● To be done
Retype the whole listing verbatim and keep the pictures out of it.

---*---

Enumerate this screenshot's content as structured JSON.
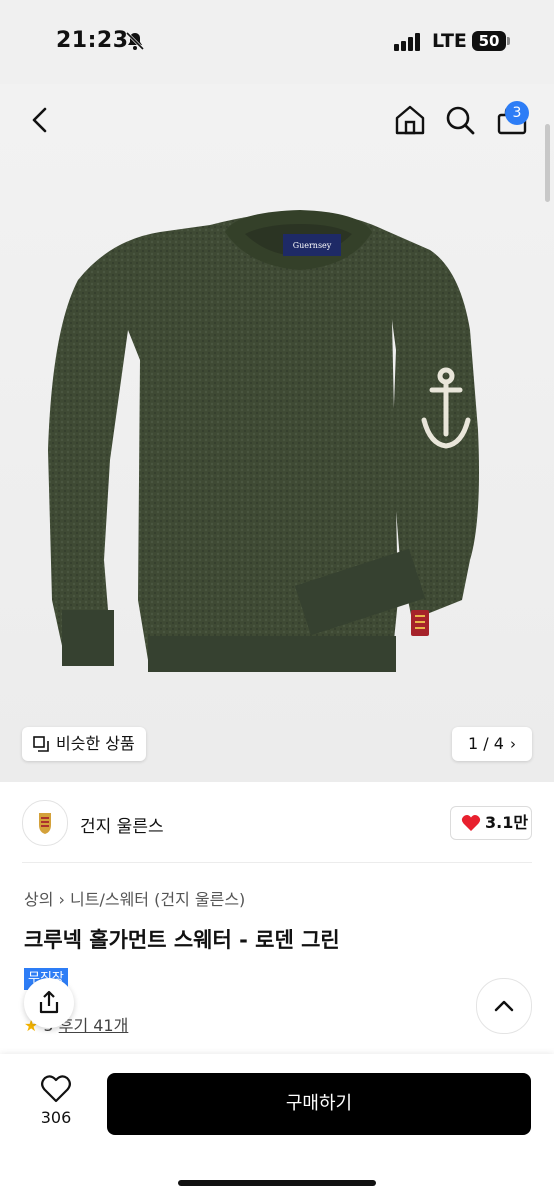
{
  "status": {
    "time": "21:23",
    "network": "LTE",
    "battery": "50"
  },
  "nav": {
    "cart_count": "3"
  },
  "image_controls": {
    "similar_label": "비슷한 상품",
    "pager": "1 / 4"
  },
  "brand": {
    "name": "건지 울른스",
    "likes": "3.1만"
  },
  "product": {
    "breadcrumb_parent": "상의",
    "breadcrumb_child": "니트/스웨터 (건지 울른스)",
    "title": "크루넥 홀가먼트 스웨터 - 로덴 그린",
    "badge": "무진장",
    "rating_partial": "5",
    "reviews": "후기 41개"
  },
  "bottom": {
    "wish_count": "306",
    "buy_label": "구매하기"
  },
  "colors": {
    "accent": "#2d7df6",
    "heart": "#e8202e",
    "sweater": "#3e4a33"
  }
}
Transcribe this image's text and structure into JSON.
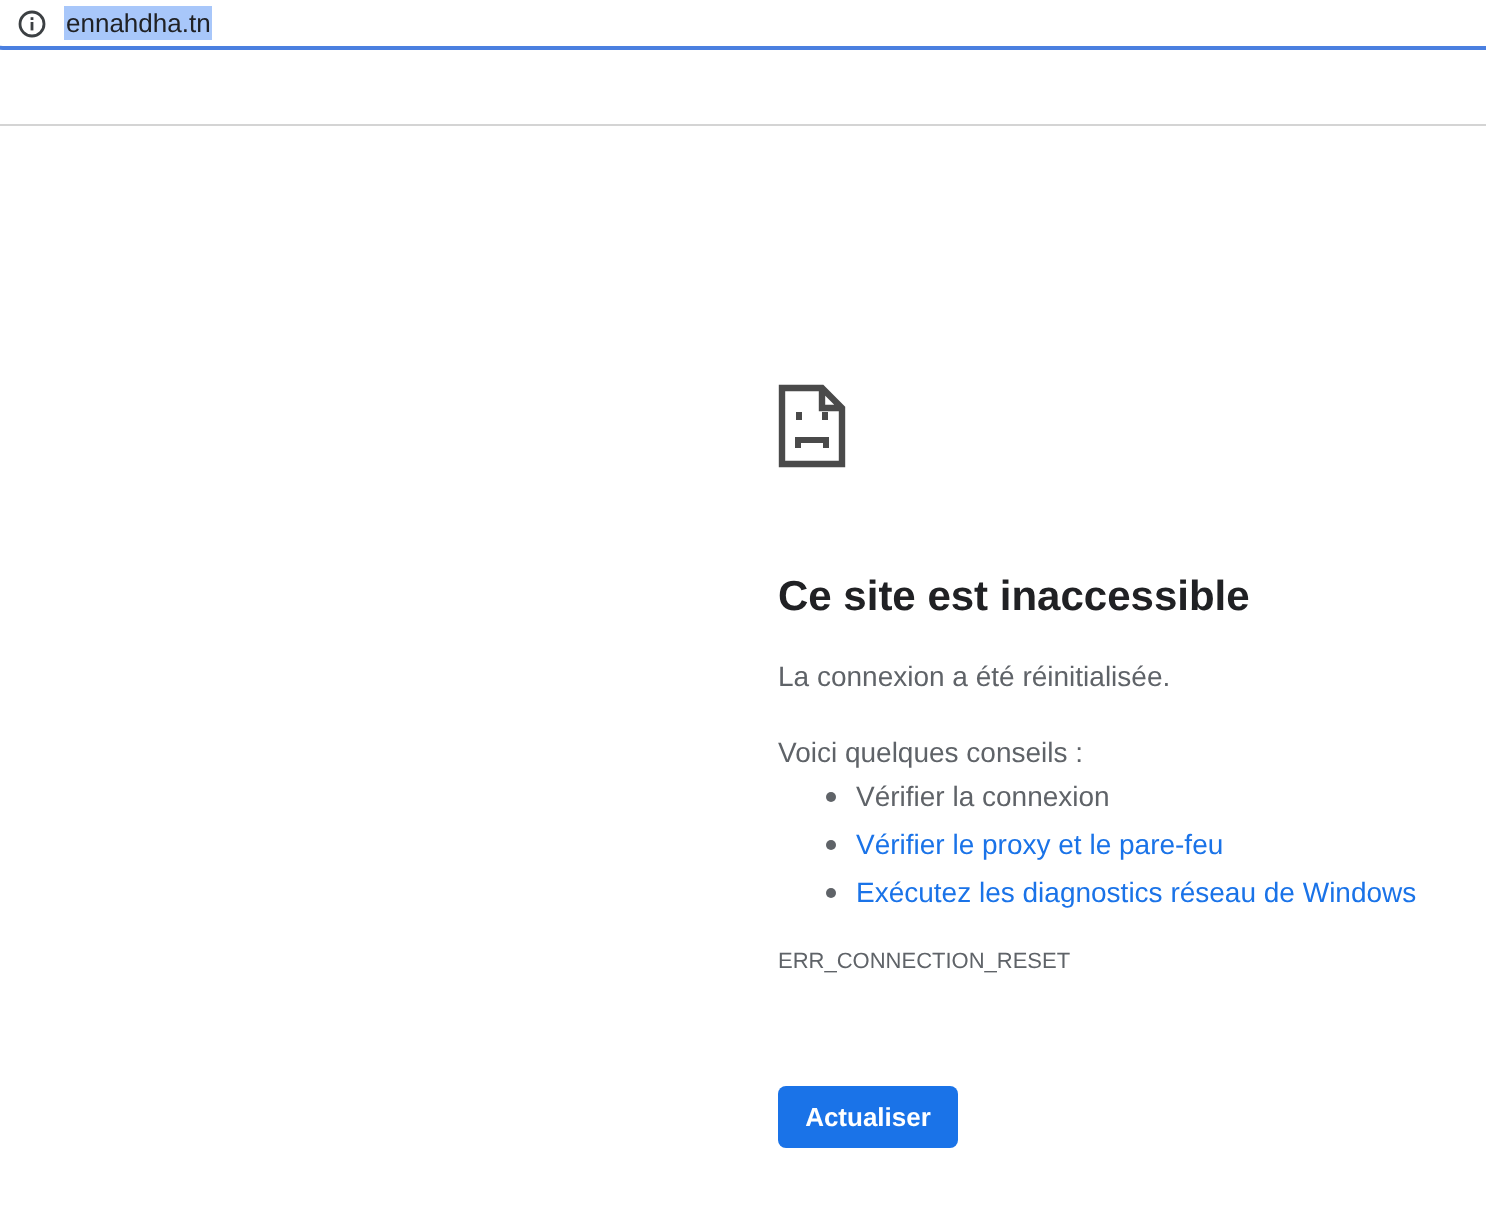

---*---

● In response
Enumerate this screenshot's content as structured JSON.
{
  "status": {
    "time": "21:23",
    "network": "LTE",
    "battery": "50"
  },
  "nav": {
    "cart_count": "3"
  },
  "image_controls": {
    "similar_label": "비슷한 상품",
    "pager": "1 / 4"
  },
  "brand": {
    "name": "건지 울른스",
    "likes": "3.1만"
  },
  "product": {
    "breadcrumb_parent": "상의",
    "breadcrumb_child": "니트/스웨터 (건지 울른스)",
    "title": "크루넥 홀가먼트 스웨터 - 로덴 그린",
    "badge": "무진장",
    "rating_partial": "5",
    "reviews": "후기 41개"
  },
  "bottom": {
    "wish_count": "306",
    "buy_label": "구매하기"
  },
  "colors": {
    "accent": "#2d7df6",
    "heart": "#e8202e",
    "sweater": "#3e4a33"
  }
}
Transcribe this image's text and structure into JSON.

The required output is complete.